Problem to work on ▸ Copy every line of the following data that includes the string "between".

Figure content listings ▸
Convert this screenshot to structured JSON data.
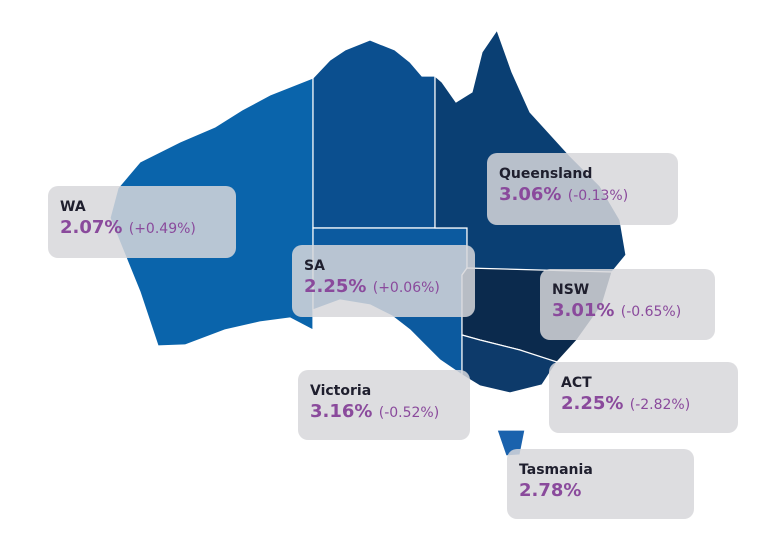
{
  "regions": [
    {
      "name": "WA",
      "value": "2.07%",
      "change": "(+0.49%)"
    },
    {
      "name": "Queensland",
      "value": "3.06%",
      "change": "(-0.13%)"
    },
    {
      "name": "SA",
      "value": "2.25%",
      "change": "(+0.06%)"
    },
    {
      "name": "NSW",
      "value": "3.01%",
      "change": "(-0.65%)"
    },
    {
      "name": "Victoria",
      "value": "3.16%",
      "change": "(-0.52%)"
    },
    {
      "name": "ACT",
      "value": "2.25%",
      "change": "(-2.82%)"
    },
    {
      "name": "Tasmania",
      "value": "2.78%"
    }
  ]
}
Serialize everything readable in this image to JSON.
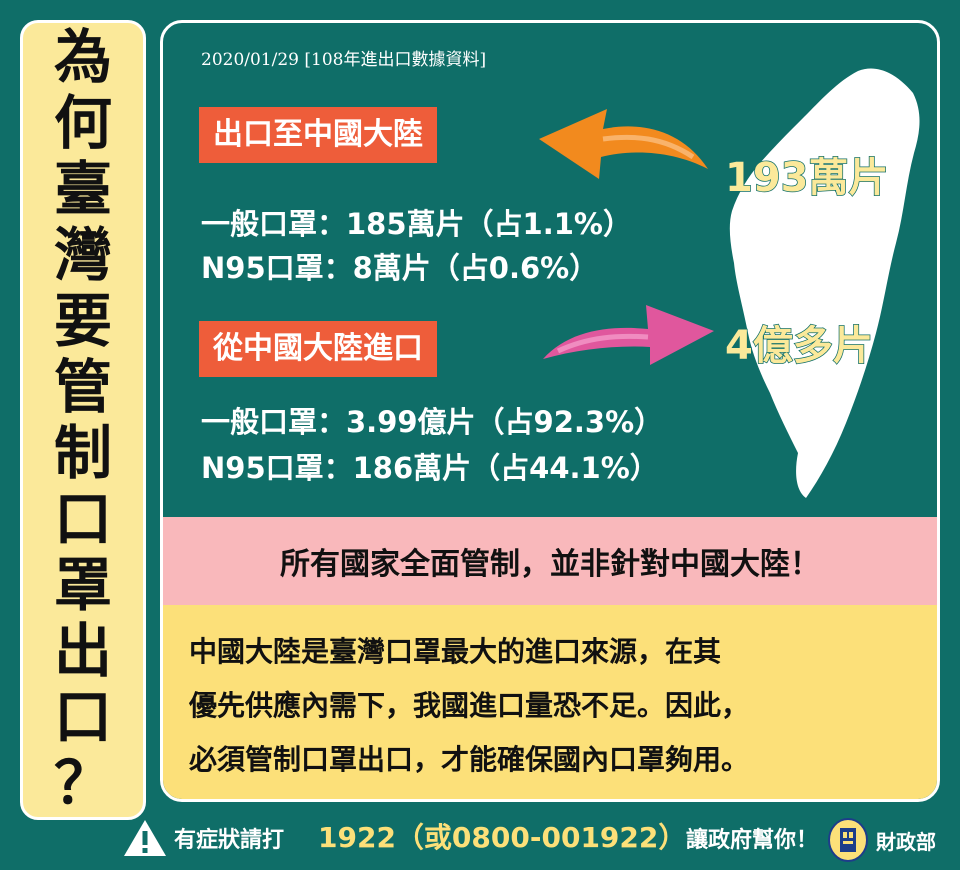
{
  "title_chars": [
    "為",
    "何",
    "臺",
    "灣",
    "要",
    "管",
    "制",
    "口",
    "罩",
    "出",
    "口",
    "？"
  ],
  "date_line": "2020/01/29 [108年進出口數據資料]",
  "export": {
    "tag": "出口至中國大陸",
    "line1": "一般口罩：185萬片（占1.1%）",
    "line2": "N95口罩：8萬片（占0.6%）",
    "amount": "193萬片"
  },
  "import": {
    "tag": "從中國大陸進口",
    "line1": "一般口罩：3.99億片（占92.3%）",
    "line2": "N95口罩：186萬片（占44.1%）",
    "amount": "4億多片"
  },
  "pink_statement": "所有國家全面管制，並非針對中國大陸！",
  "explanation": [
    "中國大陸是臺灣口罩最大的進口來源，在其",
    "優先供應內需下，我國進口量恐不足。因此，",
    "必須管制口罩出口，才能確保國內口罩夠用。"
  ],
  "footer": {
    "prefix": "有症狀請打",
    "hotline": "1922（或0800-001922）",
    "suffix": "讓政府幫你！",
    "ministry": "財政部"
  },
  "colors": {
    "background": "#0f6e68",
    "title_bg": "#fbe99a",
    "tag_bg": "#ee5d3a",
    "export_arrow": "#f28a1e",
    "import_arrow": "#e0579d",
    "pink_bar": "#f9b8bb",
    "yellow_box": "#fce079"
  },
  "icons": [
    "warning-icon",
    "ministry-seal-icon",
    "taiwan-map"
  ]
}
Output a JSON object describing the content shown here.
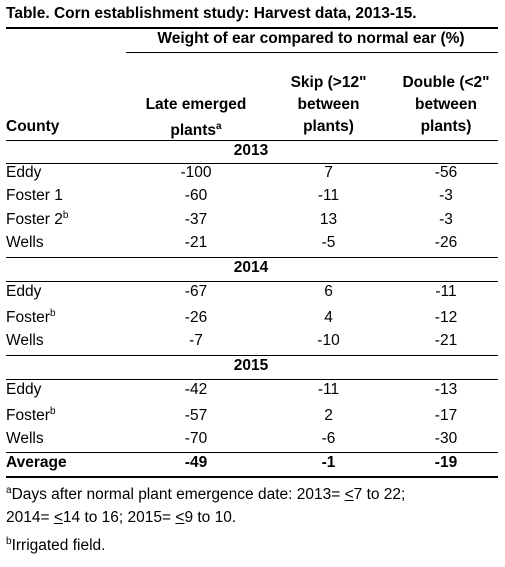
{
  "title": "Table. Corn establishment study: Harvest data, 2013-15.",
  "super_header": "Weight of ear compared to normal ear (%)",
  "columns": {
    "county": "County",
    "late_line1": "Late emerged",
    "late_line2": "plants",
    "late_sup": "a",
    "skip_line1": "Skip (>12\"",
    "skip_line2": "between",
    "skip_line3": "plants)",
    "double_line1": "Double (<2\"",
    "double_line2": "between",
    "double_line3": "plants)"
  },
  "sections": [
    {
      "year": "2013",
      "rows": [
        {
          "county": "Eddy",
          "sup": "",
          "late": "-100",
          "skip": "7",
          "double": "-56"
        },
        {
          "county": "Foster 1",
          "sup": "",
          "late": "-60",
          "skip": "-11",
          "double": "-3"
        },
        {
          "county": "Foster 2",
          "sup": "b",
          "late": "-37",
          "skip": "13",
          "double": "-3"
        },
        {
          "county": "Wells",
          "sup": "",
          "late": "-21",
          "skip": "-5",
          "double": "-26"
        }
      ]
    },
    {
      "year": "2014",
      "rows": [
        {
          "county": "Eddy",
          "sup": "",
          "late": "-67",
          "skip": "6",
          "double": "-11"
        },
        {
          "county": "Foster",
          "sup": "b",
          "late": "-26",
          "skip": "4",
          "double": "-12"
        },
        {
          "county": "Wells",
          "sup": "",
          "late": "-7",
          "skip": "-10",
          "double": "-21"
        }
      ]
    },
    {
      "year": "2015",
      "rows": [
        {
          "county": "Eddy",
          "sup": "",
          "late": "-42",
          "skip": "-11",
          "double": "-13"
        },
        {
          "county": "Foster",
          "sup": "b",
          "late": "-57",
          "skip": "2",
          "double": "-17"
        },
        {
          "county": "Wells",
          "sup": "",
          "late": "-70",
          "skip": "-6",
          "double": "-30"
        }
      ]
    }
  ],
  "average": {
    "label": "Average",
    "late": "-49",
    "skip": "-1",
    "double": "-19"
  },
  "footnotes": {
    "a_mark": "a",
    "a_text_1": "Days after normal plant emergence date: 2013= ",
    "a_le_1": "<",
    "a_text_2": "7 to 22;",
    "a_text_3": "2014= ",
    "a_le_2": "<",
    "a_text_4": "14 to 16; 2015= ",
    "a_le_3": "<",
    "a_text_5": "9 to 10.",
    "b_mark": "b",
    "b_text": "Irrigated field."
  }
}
...
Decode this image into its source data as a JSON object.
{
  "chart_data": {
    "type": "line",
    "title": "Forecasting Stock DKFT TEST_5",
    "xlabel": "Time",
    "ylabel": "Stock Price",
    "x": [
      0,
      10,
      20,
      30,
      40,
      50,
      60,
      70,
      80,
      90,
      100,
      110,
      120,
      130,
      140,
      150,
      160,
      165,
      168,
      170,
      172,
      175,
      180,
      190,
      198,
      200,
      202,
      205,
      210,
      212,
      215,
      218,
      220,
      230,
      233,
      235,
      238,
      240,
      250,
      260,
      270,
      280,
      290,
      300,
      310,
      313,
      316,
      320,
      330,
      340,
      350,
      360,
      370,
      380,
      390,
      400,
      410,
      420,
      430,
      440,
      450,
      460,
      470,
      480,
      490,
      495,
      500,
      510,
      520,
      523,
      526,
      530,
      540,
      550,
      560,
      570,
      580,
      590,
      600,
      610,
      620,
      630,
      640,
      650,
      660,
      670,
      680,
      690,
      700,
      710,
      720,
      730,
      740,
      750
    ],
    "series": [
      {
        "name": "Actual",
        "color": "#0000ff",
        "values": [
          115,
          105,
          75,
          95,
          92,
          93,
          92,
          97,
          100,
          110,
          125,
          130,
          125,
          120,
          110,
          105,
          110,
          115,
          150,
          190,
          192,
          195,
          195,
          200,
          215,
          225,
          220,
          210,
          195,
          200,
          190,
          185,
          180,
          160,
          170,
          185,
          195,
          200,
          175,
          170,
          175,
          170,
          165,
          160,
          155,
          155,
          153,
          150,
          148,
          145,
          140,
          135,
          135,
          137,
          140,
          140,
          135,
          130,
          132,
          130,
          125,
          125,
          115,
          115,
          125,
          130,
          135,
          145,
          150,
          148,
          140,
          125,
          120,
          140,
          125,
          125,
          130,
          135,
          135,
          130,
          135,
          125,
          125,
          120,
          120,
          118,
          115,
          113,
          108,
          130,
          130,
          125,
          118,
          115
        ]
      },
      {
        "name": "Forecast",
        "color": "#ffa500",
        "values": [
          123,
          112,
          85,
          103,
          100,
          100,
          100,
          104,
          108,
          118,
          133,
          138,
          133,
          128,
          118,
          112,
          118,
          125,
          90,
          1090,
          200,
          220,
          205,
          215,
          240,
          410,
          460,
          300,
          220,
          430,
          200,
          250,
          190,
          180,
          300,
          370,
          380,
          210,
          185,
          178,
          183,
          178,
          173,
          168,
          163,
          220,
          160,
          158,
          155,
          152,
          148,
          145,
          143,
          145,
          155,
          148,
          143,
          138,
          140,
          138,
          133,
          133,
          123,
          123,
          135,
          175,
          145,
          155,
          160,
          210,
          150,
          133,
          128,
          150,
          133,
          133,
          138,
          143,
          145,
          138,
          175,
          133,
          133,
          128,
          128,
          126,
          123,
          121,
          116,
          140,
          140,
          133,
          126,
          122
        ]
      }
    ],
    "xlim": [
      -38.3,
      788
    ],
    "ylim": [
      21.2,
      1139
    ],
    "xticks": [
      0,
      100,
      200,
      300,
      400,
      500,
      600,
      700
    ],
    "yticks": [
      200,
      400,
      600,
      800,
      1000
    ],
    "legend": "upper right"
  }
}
==
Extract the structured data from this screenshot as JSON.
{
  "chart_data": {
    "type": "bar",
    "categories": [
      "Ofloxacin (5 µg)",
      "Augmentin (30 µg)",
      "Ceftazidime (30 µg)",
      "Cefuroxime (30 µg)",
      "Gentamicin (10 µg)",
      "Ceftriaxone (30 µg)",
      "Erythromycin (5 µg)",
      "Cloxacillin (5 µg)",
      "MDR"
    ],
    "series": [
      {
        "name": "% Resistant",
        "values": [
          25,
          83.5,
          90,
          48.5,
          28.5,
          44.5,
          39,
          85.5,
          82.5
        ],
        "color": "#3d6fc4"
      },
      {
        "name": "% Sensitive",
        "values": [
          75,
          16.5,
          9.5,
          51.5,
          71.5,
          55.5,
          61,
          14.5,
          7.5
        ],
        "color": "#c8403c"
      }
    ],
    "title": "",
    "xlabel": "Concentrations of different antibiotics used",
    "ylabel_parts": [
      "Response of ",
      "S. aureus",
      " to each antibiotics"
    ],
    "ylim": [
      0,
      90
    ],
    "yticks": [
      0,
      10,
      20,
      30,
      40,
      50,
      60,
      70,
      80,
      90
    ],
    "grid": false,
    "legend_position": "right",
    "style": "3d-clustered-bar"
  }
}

The solution ▸
    "skip_line2": "between",
    "double_line2": "between",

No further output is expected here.